[begin Dataset content]
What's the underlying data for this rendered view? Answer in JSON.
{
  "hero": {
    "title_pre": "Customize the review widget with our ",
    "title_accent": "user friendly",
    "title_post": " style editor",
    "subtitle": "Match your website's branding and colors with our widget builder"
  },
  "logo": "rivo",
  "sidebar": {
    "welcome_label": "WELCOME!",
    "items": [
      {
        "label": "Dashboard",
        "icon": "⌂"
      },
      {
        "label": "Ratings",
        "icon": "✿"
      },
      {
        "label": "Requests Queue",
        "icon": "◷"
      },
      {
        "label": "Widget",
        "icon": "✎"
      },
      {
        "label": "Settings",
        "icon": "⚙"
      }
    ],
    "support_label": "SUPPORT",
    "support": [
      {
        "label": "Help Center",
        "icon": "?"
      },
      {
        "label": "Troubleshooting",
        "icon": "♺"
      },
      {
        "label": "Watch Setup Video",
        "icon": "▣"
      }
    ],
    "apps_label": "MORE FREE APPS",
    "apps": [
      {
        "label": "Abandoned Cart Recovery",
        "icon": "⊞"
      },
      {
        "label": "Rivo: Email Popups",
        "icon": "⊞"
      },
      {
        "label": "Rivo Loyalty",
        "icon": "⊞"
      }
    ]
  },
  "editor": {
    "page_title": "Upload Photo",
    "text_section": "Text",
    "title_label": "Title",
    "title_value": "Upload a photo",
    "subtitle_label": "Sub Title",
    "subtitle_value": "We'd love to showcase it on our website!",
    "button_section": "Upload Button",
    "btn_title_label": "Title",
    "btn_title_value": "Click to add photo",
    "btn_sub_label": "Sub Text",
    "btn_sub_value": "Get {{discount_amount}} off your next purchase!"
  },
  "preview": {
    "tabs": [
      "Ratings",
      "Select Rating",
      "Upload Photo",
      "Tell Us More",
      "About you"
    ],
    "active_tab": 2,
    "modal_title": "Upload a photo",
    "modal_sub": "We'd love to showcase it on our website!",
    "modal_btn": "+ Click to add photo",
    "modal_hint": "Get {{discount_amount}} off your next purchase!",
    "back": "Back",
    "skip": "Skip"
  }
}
[end Dataset content]
Scan the listing above. Gather each line that contains the word "icon".

▶ [Exercise result]
        "icon": "⌂"
        "icon": "✿"
        "icon": "◷"
        "icon": "✎"
        "icon": "⚙"
        "icon": "?"
        "icon": "♺"
        "icon": "▣"
        "icon": "⊞"
        "icon": "⊞"
        "icon": "⊞"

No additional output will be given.